(Collected data entries)
--------

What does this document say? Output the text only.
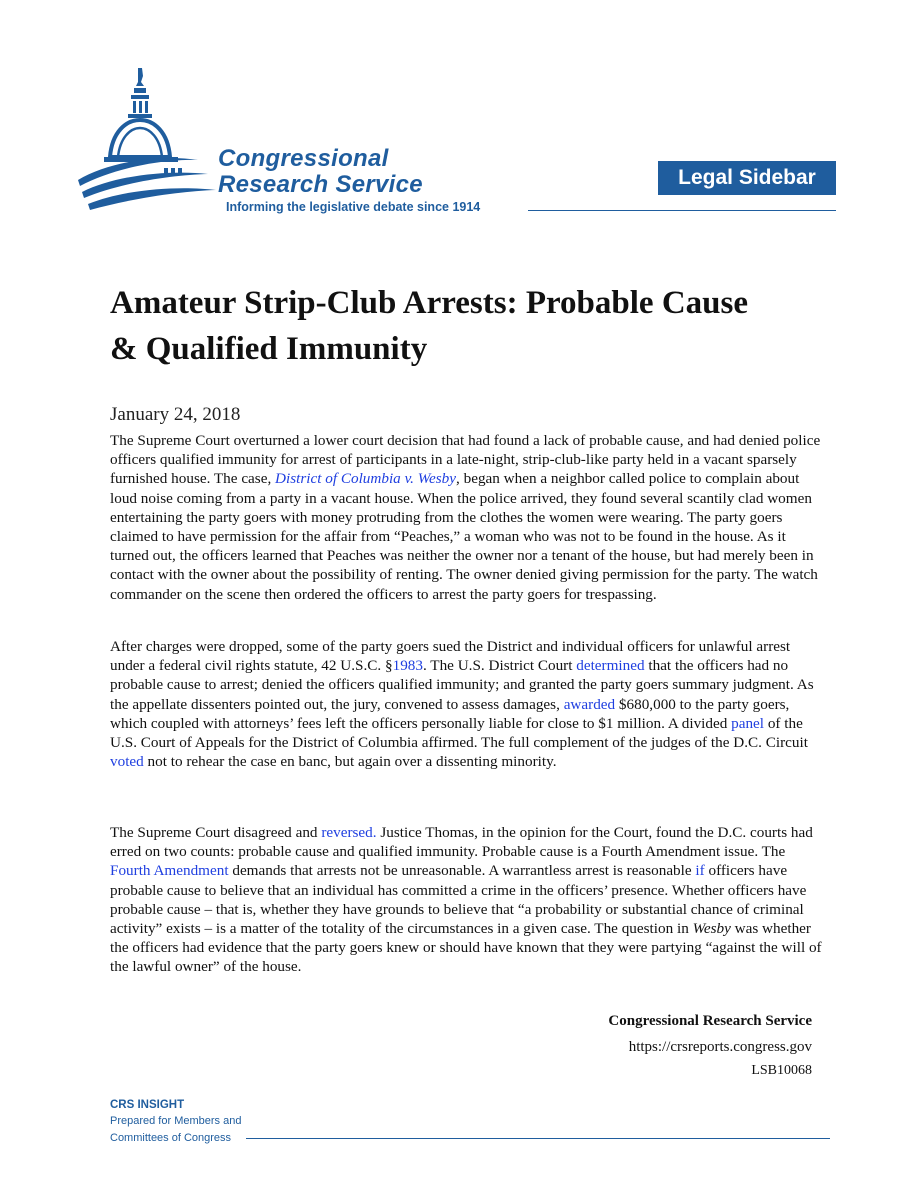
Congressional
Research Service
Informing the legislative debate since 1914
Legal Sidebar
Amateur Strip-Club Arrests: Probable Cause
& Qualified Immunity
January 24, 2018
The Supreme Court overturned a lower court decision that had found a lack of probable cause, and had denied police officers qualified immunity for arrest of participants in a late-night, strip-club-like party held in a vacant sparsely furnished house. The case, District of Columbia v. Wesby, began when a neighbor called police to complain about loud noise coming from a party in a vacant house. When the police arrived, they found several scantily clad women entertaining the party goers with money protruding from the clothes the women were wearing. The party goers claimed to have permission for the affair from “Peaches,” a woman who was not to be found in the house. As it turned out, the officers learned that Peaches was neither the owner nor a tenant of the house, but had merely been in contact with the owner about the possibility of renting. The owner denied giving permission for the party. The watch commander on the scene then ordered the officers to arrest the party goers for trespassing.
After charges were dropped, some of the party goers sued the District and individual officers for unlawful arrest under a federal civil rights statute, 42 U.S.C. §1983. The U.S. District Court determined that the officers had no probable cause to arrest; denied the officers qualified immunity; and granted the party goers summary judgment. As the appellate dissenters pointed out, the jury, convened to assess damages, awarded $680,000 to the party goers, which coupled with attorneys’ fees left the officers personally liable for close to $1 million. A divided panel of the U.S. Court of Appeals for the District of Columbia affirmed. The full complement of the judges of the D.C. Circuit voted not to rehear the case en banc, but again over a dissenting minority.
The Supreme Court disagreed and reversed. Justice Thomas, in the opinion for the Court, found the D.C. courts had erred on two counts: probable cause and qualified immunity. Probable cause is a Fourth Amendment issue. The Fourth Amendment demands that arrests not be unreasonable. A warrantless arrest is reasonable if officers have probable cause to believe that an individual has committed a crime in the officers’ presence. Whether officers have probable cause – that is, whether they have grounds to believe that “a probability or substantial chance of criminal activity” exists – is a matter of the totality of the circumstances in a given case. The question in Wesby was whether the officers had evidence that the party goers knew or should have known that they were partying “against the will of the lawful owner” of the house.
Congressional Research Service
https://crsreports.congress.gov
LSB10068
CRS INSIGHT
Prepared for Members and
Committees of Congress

--------

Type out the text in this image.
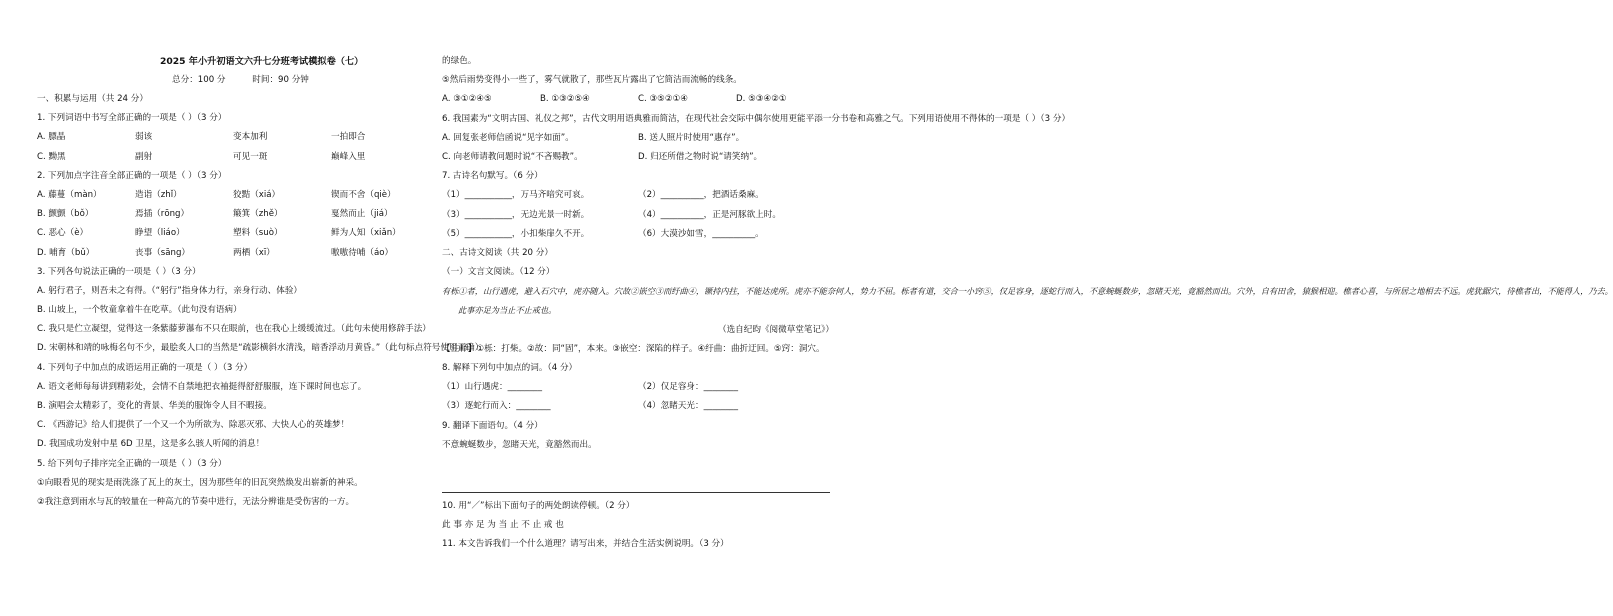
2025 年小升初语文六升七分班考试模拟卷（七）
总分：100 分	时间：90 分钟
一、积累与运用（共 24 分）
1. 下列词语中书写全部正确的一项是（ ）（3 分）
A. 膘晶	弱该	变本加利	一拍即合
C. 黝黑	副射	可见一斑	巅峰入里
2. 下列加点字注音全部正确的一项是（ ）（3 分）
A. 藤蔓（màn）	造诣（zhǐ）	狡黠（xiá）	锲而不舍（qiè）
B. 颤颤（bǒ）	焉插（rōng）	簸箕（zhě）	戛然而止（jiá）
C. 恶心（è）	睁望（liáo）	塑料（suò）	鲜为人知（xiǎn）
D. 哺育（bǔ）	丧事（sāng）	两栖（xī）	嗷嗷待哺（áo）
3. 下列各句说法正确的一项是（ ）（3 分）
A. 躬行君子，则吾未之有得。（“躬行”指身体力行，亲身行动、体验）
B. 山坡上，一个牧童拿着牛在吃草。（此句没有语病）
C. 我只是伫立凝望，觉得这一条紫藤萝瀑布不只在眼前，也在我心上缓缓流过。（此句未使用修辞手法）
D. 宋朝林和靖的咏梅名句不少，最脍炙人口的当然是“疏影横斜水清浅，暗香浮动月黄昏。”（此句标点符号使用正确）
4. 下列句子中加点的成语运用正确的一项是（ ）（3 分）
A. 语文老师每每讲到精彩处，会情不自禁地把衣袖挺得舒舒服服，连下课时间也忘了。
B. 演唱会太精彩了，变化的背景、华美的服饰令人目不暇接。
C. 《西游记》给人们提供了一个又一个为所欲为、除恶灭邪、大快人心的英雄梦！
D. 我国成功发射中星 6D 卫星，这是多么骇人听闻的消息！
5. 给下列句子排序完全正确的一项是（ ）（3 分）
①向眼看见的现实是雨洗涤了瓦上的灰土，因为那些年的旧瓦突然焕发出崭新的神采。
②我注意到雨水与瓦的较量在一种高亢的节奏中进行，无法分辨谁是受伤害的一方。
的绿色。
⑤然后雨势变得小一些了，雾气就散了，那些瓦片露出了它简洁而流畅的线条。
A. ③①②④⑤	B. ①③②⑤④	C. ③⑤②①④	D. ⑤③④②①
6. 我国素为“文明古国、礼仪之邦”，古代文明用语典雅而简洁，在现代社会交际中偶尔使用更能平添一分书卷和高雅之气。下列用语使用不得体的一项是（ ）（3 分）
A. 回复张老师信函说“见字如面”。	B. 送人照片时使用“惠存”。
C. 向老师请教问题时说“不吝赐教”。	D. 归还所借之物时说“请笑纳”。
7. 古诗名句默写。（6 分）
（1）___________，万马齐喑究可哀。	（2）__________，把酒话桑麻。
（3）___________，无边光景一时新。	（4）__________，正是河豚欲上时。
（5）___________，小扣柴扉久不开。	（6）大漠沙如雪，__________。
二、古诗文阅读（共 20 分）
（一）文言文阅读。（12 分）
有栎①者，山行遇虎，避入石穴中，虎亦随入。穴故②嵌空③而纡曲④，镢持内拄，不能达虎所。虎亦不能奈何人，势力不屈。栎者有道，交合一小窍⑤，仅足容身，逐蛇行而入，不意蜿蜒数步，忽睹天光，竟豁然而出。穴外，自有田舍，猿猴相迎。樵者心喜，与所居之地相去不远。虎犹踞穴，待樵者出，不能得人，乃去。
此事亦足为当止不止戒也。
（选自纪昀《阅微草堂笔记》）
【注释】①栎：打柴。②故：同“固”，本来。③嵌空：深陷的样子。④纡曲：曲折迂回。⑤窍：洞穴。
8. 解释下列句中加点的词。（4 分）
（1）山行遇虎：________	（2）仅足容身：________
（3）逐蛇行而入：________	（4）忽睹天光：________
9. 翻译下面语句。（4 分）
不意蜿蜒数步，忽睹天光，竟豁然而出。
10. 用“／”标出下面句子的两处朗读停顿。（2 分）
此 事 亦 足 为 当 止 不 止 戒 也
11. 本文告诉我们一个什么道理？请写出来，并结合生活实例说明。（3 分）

--------

▶ REQUIRED WORK: Which lines contain "Service"? Copy each of them.

▶ CORRECT RESULT:
Research Service
Congressional Research Service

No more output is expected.